Each record needs to be echoed exactly; can you do that?

─── MATERIAL PROVIDED

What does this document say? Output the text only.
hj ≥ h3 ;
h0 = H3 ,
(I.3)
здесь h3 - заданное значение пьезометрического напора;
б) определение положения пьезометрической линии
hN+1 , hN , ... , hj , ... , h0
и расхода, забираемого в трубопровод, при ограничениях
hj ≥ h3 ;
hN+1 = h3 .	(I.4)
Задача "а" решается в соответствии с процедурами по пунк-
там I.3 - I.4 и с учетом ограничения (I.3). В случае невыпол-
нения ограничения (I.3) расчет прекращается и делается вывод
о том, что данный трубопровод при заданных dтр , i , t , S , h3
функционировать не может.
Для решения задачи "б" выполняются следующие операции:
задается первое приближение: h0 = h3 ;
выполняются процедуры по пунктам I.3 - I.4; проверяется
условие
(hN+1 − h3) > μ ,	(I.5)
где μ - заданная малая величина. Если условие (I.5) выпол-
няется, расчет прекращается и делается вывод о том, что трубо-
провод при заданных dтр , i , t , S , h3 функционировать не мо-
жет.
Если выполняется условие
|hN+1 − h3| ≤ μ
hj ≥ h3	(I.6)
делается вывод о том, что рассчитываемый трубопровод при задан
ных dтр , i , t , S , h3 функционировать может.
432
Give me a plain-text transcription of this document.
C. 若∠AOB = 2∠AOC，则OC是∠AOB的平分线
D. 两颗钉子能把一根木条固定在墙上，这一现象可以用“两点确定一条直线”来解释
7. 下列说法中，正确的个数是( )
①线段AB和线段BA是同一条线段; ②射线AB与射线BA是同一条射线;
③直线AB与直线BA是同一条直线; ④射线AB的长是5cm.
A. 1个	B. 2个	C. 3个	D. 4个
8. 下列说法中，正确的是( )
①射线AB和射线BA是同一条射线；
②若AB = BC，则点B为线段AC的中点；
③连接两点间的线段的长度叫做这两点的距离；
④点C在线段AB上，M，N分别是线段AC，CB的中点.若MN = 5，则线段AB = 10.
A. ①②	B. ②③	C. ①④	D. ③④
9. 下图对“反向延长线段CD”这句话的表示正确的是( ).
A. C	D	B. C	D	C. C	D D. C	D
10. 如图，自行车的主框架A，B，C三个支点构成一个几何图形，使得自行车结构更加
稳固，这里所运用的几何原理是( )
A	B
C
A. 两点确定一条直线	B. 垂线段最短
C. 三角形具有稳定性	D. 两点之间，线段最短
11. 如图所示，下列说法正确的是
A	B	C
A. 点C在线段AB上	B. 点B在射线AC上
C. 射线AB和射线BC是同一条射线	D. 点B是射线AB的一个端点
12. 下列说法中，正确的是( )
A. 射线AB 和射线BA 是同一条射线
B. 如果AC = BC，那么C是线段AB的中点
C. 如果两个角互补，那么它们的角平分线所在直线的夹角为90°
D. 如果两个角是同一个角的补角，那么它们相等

──────

__SOLUTION TO THIS PROBLEM__.
What does this document say? Output the text only.
hj ≥ h3 ;
h0 = H3 ,
(I.3)
здесь h3 - заданное значение пьезометрического напора;
б) определение положения пьезометрической линии
hN+1 , hN , ... , hj , ... , h0
и расхода, забираемого в трубопровод, при ограничениях
hj ≥ h3 ;
hN+1 = h3 .	(I.4)
Задача "а" решается в соответствии с процедурами по пунк-
там I.3 - I.4 и с учетом ограничения (I.3). В случае невыпол-
нения ограничения (I.3) расчет прекращается и делается вывод
о том, что данный трубопровод при заданных dтр , i , t , S , h3
функционировать не может.
Для решения задачи "б" выполняются следующие операции:
задается первое приближение: h0 = h3 ;
выполняются процедуры по пунктам I.3 - I.4; проверяется
условие
(hN+1 − h3) > μ ,	(I.5)
где μ - заданная малая величина. Если условие (I.5) выпол-
няется, расчет прекращается и делается вывод о том, что трубо-
провод при заданных dтр , i , t , S , h3 функционировать не мо-
жет.
Если выполняется условие
|hN+1 − h3| ≤ μ
hj ≥ h3	(I.6)
делается вывод о том, что рассчитываемый трубопровод при задан
ных dтр , i , t , S , h3 функционировать может.
432
Give me a plain-text transcription of this document.
C. 若∠AOB = 2∠AOC，则OC是∠AOB的平分线
D. 两颗钉子能把一根木条固定在墙上，这一现象可以用“两点确定一条直线”来解释
7. 下列说法中，正确的个数是( )
①线段AB和线段BA是同一条线段; ②射线AB与射线BA是同一条射线;
③直线AB与直线BA是同一条直线; ④射线AB的长是5cm.
A. 1个	B. 2个	C. 3个	D. 4个
8. 下列说法中，正确的是( )
①射线AB和射线BA是同一条射线；
②若AB = BC，则点B为线段AC的中点；
③连接两点间的线段的长度叫做这两点的距离；
④点C在线段AB上，M，N分别是线段AC，CB的中点.若MN = 5，则线段AB = 10.
A. ①②	B. ②③	C. ①④	D. ③④
9. 下图对“反向延长线段CD”这句话的表示正确的是( ).
A. C	D	B. C	D	C. C	D D. C	D
10. 如图，自行车的主框架A，B，C三个支点构成一个几何图形，使得自行车结构更加
稳固，这里所运用的几何原理是( )
A	B
C
A. 两点确定一条直线	B. 垂线段最短
C. 三角形具有稳定性	D. 两点之间，线段最短
11. 如图所示，下列说法正确的是
A	B	C
A. 点C在线段AB上	B. 点B在射线AC上
C. 射线AB和射线BC是同一条射线	D. 点B是射线AB的一个端点
12. 下列说法中，正确的是( )
A. 射线AB 和射线BA 是同一条射线
B. 如果AC = BC，那么C是线段AB的中点
C. 如果两个角互补，那么它们的角平分线所在直线的夹角为90°
D. 如果两个角是同一个角的补角，那么它们相等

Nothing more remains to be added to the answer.